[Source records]

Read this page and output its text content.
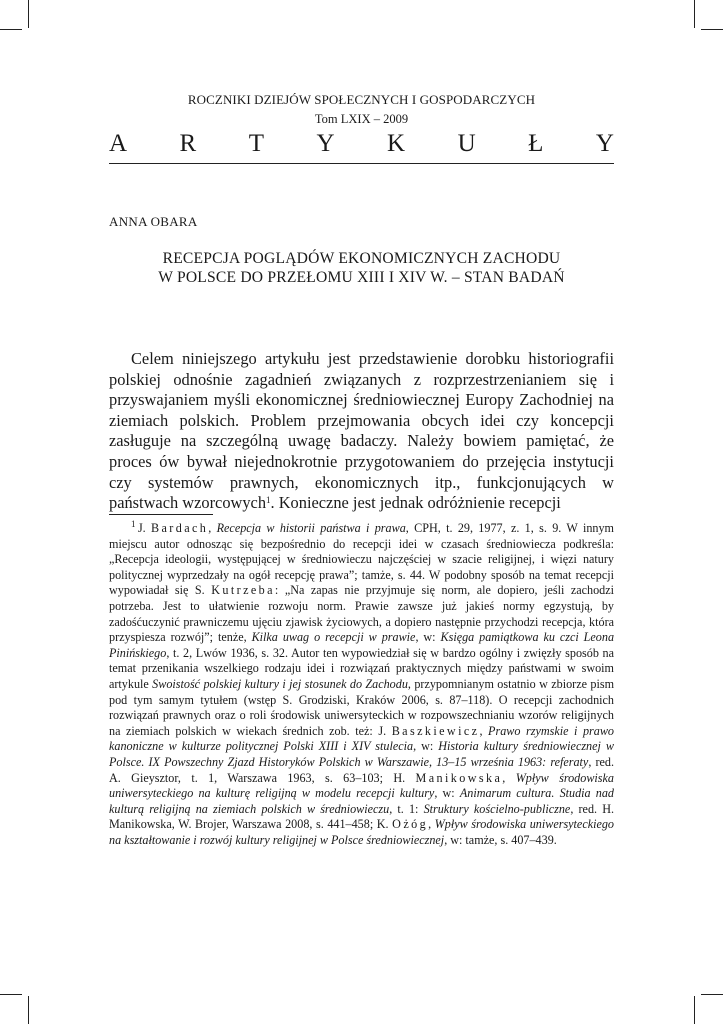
ROCZNIKI DZIEJÓW SPOŁECZNYCH I GOSPODARCZYCH
Tom LXIX – 2009
A R T Y K U Ł Y
ANNA OBARA
RECEPCJA POGLĄDÓW EKONOMICZNYCH ZACHODU
W POLSCE DO PRZEŁOMU XIII I XIV W. – STAN BADAŃ

Celem niniejszego artykułu jest przedstawienie dorobku historiografii polskiej odnośnie zagadnień związanych z rozprzestrzenianiem się i przyswajaniem myśli ekonomicznej średniowiecznej Europy Zachodniej na ziemiach polskich. Problem przejmowania obcych idei czy koncepcji zasługuje na szczególną uwagę badaczy. Należy bowiem pamiętać, że proces ów bywał niejednokrotnie przygotowaniem do przejęcia instytucji czy systemów prawnych, ekonomicznych itp., funkcjonujących w państwach wzorcowych$^1$. Konieczne jest jednak odróżnienie recepcji

$^1$  J. Bardach, Recepcja w historii państwa i prawa, CPH, t. 29, 1977, z. 1, s. 9. W innym miejscu autor odnosząc się bezpośrednio do recepcji idei w czasach średniowiecza podkreśla: „Recepcja ideologii, występującej w średniowieczu najczęściej w szacie religijnej, i więzi natury politycznej wyprzedzały na ogół recepcję prawa”; tamże, s. 44. W podobny sposób na temat recepcji wypowiadał się S. Kutrzeba: „Na zapas nie przyjmuje się norm, ale dopiero, jeśli zachodzi potrzeba. Jest to ułatwienie rozwoju norm. Prawie zawsze już jakieś normy egzystują, by zadośćuczynić prawniczemu ujęciu zjawisk życiowych, a dopiero następnie przychodzi recepcja, która przyspiesza rozwój”; tenże, Kilka uwag o recepcji w prawie, w: Księga pamiątkowa ku czci Leona Pinińskiego, t. 2, Lwów 1936, s. 32. Autor ten wypowiedział się w bardzo ogólny i zwięzły sposób na temat przenikania wszelkiego rodzaju idei i rozwiązań praktycznych między państwami w swoim artykule Swoistość polskiej kultury i jej stosunek do Zachodu, przypomnianym ostatnio w zbiorze pism pod tym samym tytułem (wstęp S. Grodziski, Kraków 2006, s. 87–118). O recepcji zachodnich rozwiązań prawnych oraz o roli środowisk uniwersyteckich w rozpowszechnianiu wzorów religijnych na ziemiach polskich w wiekach średnich zob. też: J. Baszkiewicz, Prawo rzymskie i prawo kanoniczne w kulturze politycznej Polski XIII i XIV stulecia, w: Historia kultury średniowiecznej w Polsce. IX Powszechny Zjazd Historyków Polskich w Warszawie, 13–15 września 1963: referaty, red. A. Gieysztor, t. 1, Warszawa 1963, s. 63–103; H. Manikowska, Wpływ środowiska uniwersyteckiego na kulturę religijną w modelu recepcji kultury, w: Animarum cultura. Studia nad kulturą religijną na ziemiach polskich w średniowieczu, t. 1: Struktury kościelno-publiczne, red. H. Manikowska, W. Brojer, Warszawa 2008, s. 441–458; K. Ożóg, Wpływ środowiska uniwersyteckiego na kształtowanie i rozwój kultury religijnej w Polsce średniowiecznej, w: tamże, s. 407–439.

Task prompt - Set down the complete material exactly, but do not include the images.

Correct answer -
Read this page and output its text content.
ROCZNIKI DZIEJÓW SPOŁECZNYCH I GOSPODARCZYCH
Tom LXIX – 2009
A R T Y K U Ł Y
ANNA OBARA
RECEPCJA POGLĄDÓW EKONOMICZNYCH ZACHODU
W POLSCE DO PRZEŁOMU XIII I XIV W. – STAN BADAŃ

Celem niniejszego artykułu jest przedstawienie dorobku historiografii polskiej odnośnie zagadnień związanych z rozprzestrzenianiem się i przyswajaniem myśli ekonomicznej średniowiecznej Europy Zachodniej na ziemiach polskich. Problem przejmowania obcych idei czy koncepcji zasługuje na szczególną uwagę badaczy. Należy bowiem pamiętać, że proces ów bywał niejednokrotnie przygotowaniem do przejęcia instytucji czy systemów prawnych, ekonomicznych itp., funkcjonujących w państwach wzorcowych$^1$. Konieczne jest jednak odróżnienie recepcji

$^1$  J. Bardach, Recepcja w historii państwa i prawa, CPH, t. 29, 1977, z. 1, s. 9. W innym miejscu autor odnosząc się bezpośrednio do recepcji idei w czasach średniowiecza podkreśla: „Recepcja ideologii, występującej w średniowieczu najczęściej w szacie religijnej, i więzi natury politycznej wyprzedzały na ogół recepcję prawa”; tamże, s. 44. W podobny sposób na temat recepcji wypowiadał się S. Kutrzeba: „Na zapas nie przyjmuje się norm, ale dopiero, jeśli zachodzi potrzeba. Jest to ułatwienie rozwoju norm. Prawie zawsze już jakieś normy egzystują, by zadośćuczynić prawniczemu ujęciu zjawisk życiowych, a dopiero następnie przychodzi recepcja, która przyspiesza rozwój”; tenże, Kilka uwag o recepcji w prawie, w: Księga pamiątkowa ku czci Leona Pinińskiego, t. 2, Lwów 1936, s. 32. Autor ten wypowiedział się w bardzo ogólny i zwięzły sposób na temat przenikania wszelkiego rodzaju idei i rozwiązań praktycznych między państwami w swoim artykule Swoistość polskiej kultury i jej stosunek do Zachodu, przypomnianym ostatnio w zbiorze pism pod tym samym tytułem (wstęp S. Grodziski, Kraków 2006, s. 87–118). O recepcji zachodnich rozwiązań prawnych oraz o roli środowisk uniwersyteckich w rozpowszechnianiu wzorów religijnych na ziemiach polskich w wiekach średnich zob. też: J. Baszkiewicz, Prawo rzymskie i prawo kanoniczne w kulturze politycznej Polski XIII i XIV stulecia, w: Historia kultury średniowiecznej w Polsce. IX Powszechny Zjazd Historyków Polskich w Warszawie, 13–15 września 1963: referaty, red. A. Gieysztor, t. 1, Warszawa 1963, s. 63–103; H. Manikowska, Wpływ środowiska uniwersyteckiego na kulturę religijną w modelu recepcji kultury, w: Animarum cultura. Studia nad kulturą religijną na ziemiach polskich w średniowieczu, t. 1: Struktury kościelno-publiczne, red. H. Manikowska, W. Brojer, Warszawa 2008, s. 441–458; K. Ożóg, Wpływ środowiska uniwersyteckiego na kształtowanie i rozwój kultury religijnej w Polsce średniowiecznej, w: tamże, s. 407–439.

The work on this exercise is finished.